Extracted data entries

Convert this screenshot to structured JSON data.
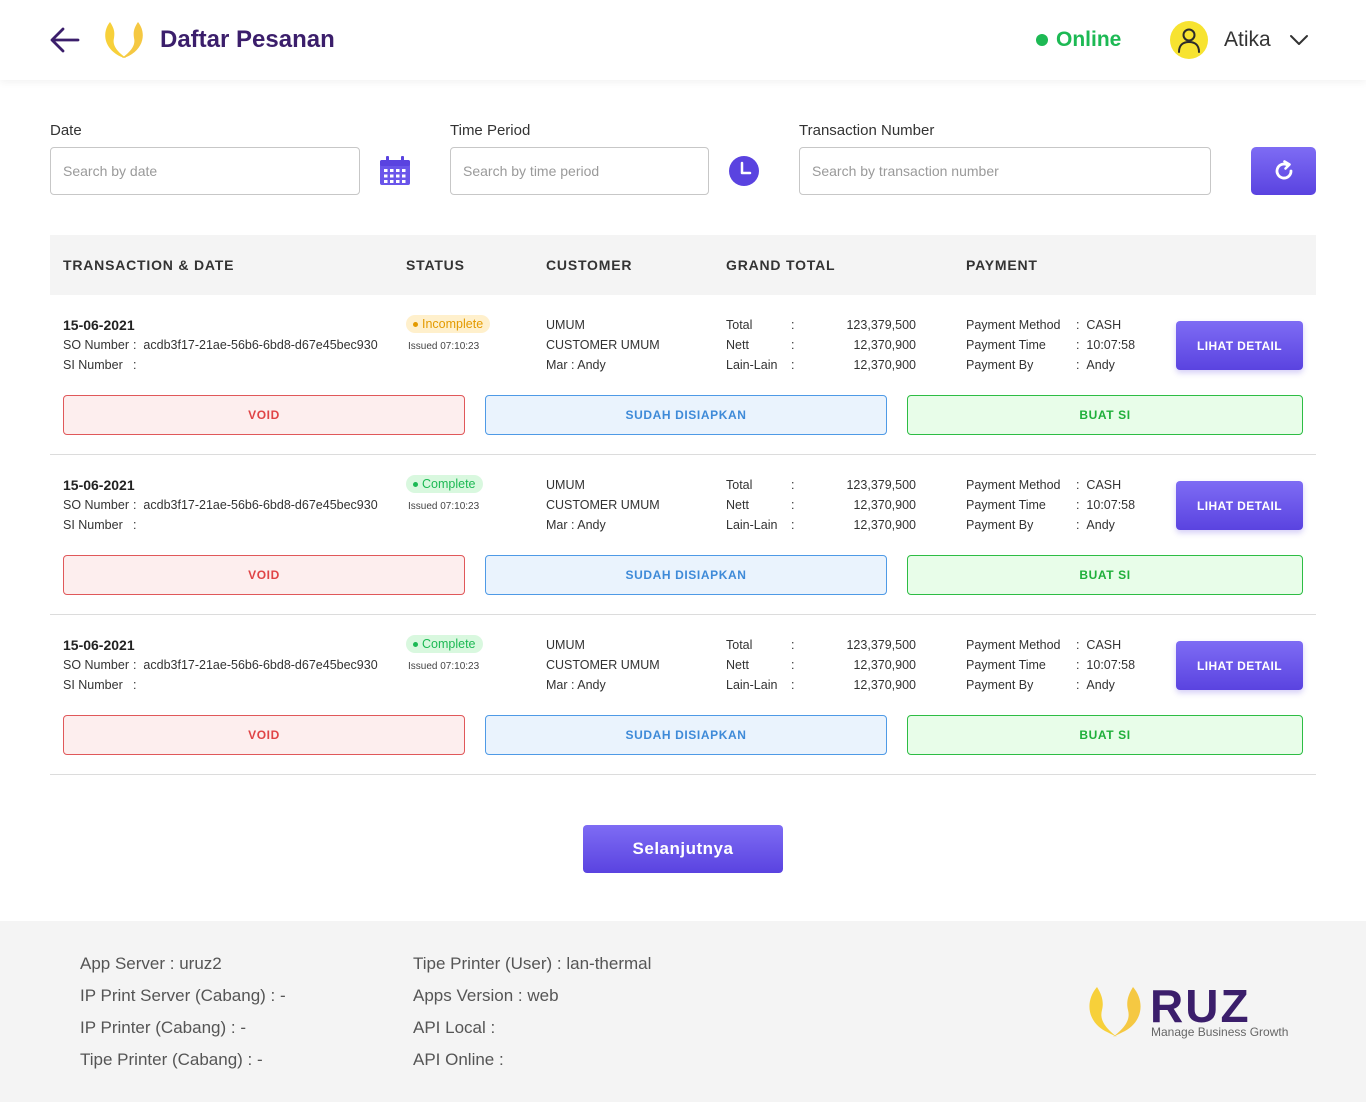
{
  "header": {
    "title": "Daftar Pesanan",
    "status": "Online",
    "user_name": "Atika"
  },
  "filters": {
    "date_label": "Date",
    "date_placeholder": "Search by date",
    "period_label": "Time Period",
    "period_placeholder": "Search by time period",
    "txn_label": "Transaction Number",
    "txn_placeholder": "Search by transaction number"
  },
  "table": {
    "headers": [
      "TRANSACTION & DATE",
      "STATUS",
      "CUSTOMER",
      "GRAND TOTAL",
      "PAYMENT"
    ],
    "labels": {
      "so_number": "SO Number",
      "si_number": "SI Number",
      "total": "Total",
      "nett": "Nett",
      "lain": "Lain-Lain",
      "pay_method": "Payment Method",
      "pay_time": "Payment Time",
      "pay_by": "Payment By",
      "detail_btn": "LIHAT DETAIL",
      "void_btn": "VOID",
      "ready_btn": "SUDAH DISIAPKAN",
      "si_btn": "BUAT SI"
    },
    "rows": [
      {
        "date": "15-06-2021",
        "so_number": "acdb3f17-21ae-56b6-6bd8-d67e45bec930",
        "si_number": "",
        "status": "Incomplete",
        "issued": "Issued 07:10:23",
        "customer_type": "UMUM",
        "customer_name": "CUSTOMER UMUM",
        "customer_mar": "Mar : Andy",
        "total": "123,379,500",
        "nett": "12,370,900",
        "lain": "12,370,900",
        "pay_method": "CASH",
        "pay_time": "10:07:58",
        "pay_by": "Andy"
      },
      {
        "date": "15-06-2021",
        "so_number": "acdb3f17-21ae-56b6-6bd8-d67e45bec930",
        "si_number": "",
        "status": "Complete",
        "issued": "Issued 07:10:23",
        "customer_type": "UMUM",
        "customer_name": "CUSTOMER UMUM",
        "customer_mar": "Mar : Andy",
        "total": "123,379,500",
        "nett": "12,370,900",
        "lain": "12,370,900",
        "pay_method": "CASH",
        "pay_time": "10:07:58",
        "pay_by": "Andy"
      },
      {
        "date": "15-06-2021",
        "so_number": "acdb3f17-21ae-56b6-6bd8-d67e45bec930",
        "si_number": "",
        "status": "Complete",
        "issued": "Issued 07:10:23",
        "customer_type": "UMUM",
        "customer_name": "CUSTOMER UMUM",
        "customer_mar": "Mar : Andy",
        "total": "123,379,500",
        "nett": "12,370,900",
        "lain": "12,370,900",
        "pay_method": "CASH",
        "pay_time": "10:07:58",
        "pay_by": "Andy"
      }
    ]
  },
  "pager": {
    "next_label": "Selanjutnya"
  },
  "footer": {
    "app_server": "App Server : uruz2",
    "ip_print_server": "IP Print Server (Cabang) : -",
    "ip_printer": "IP Printer (Cabang) : -",
    "printer_type_branch": "Tipe Printer (Cabang) : -",
    "printer_type_user": "Tipe Printer (User) : lan-thermal",
    "apps_version": "Apps Version : web",
    "api_local": "API Local :",
    "api_online": "API Online :",
    "brand_name": "RUZ",
    "brand_tagline": "Manage Business Growth"
  },
  "colors": {
    "accent": "#5a43e0",
    "title": "#3b1e6b",
    "online": "#1db954",
    "void": "#e04446",
    "ready": "#3e8ad8",
    "buat_si": "#1fb03a",
    "logo": "#f7d03a"
  },
  "icons": {
    "back": "arrow-left-icon",
    "calendar": "calendar-icon",
    "clock": "clock-icon",
    "refresh": "refresh-icon",
    "user": "user-icon",
    "chevron": "chevron-down-icon"
  }
}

Instructions for the task
The records above must be printed exactly; the pictures stay out.

Response below
Convert this screenshot to structured JSON data.
{
  "header": {
    "title": "Daftar Pesanan",
    "status": "Online",
    "user_name": "Atika"
  },
  "filters": {
    "date_label": "Date",
    "date_placeholder": "Search by date",
    "period_label": "Time Period",
    "period_placeholder": "Search by time period",
    "txn_label": "Transaction Number",
    "txn_placeholder": "Search by transaction number"
  },
  "table": {
    "headers": [
      "TRANSACTION & DATE",
      "STATUS",
      "CUSTOMER",
      "GRAND TOTAL",
      "PAYMENT"
    ],
    "labels": {
      "so_number": "SO Number",
      "si_number": "SI Number",
      "total": "Total",
      "nett": "Nett",
      "lain": "Lain-Lain",
      "pay_method": "Payment Method",
      "pay_time": "Payment Time",
      "pay_by": "Payment By",
      "detail_btn": "LIHAT DETAIL",
      "void_btn": "VOID",
      "ready_btn": "SUDAH DISIAPKAN",
      "si_btn": "BUAT SI"
    },
    "rows": [
      {
        "date": "15-06-2021",
        "so_number": "acdb3f17-21ae-56b6-6bd8-d67e45bec930",
        "si_number": "",
        "status": "Incomplete",
        "issued": "Issued 07:10:23",
        "customer_type": "UMUM",
        "customer_name": "CUSTOMER UMUM",
        "customer_mar": "Mar : Andy",
        "total": "123,379,500",
        "nett": "12,370,900",
        "lain": "12,370,900",
        "pay_method": "CASH",
        "pay_time": "10:07:58",
        "pay_by": "Andy"
      },
      {
        "date": "15-06-2021",
        "so_number": "acdb3f17-21ae-56b6-6bd8-d67e45bec930",
        "si_number": "",
        "status": "Complete",
        "issued": "Issued 07:10:23",
        "customer_type": "UMUM",
        "customer_name": "CUSTOMER UMUM",
        "customer_mar": "Mar : Andy",
        "total": "123,379,500",
        "nett": "12,370,900",
        "lain": "12,370,900",
        "pay_method": "CASH",
        "pay_time": "10:07:58",
        "pay_by": "Andy"
      },
      {
        "date": "15-06-2021",
        "so_number": "acdb3f17-21ae-56b6-6bd8-d67e45bec930",
        "si_number": "",
        "status": "Complete",
        "issued": "Issued 07:10:23",
        "customer_type": "UMUM",
        "customer_name": "CUSTOMER UMUM",
        "customer_mar": "Mar : Andy",
        "total": "123,379,500",
        "nett": "12,370,900",
        "lain": "12,370,900",
        "pay_method": "CASH",
        "pay_time": "10:07:58",
        "pay_by": "Andy"
      }
    ]
  },
  "pager": {
    "next_label": "Selanjutnya"
  },
  "footer": {
    "app_server": "App Server : uruz2",
    "ip_print_server": "IP Print Server (Cabang) : -",
    "ip_printer": "IP Printer (Cabang) : -",
    "printer_type_branch": "Tipe Printer (Cabang) : -",
    "printer_type_user": "Tipe Printer (User) : lan-thermal",
    "apps_version": "Apps Version : web",
    "api_local": "API Local :",
    "api_online": "API Online :",
    "brand_name": "RUZ",
    "brand_tagline": "Manage Business Growth"
  },
  "colors": {
    "accent": "#5a43e0",
    "title": "#3b1e6b",
    "online": "#1db954",
    "void": "#e04446",
    "ready": "#3e8ad8",
    "buat_si": "#1fb03a",
    "logo": "#f7d03a"
  },
  "icons": {
    "back": "arrow-left-icon",
    "calendar": "calendar-icon",
    "clock": "clock-icon",
    "refresh": "refresh-icon",
    "user": "user-icon",
    "chevron": "chevron-down-icon"
  }
}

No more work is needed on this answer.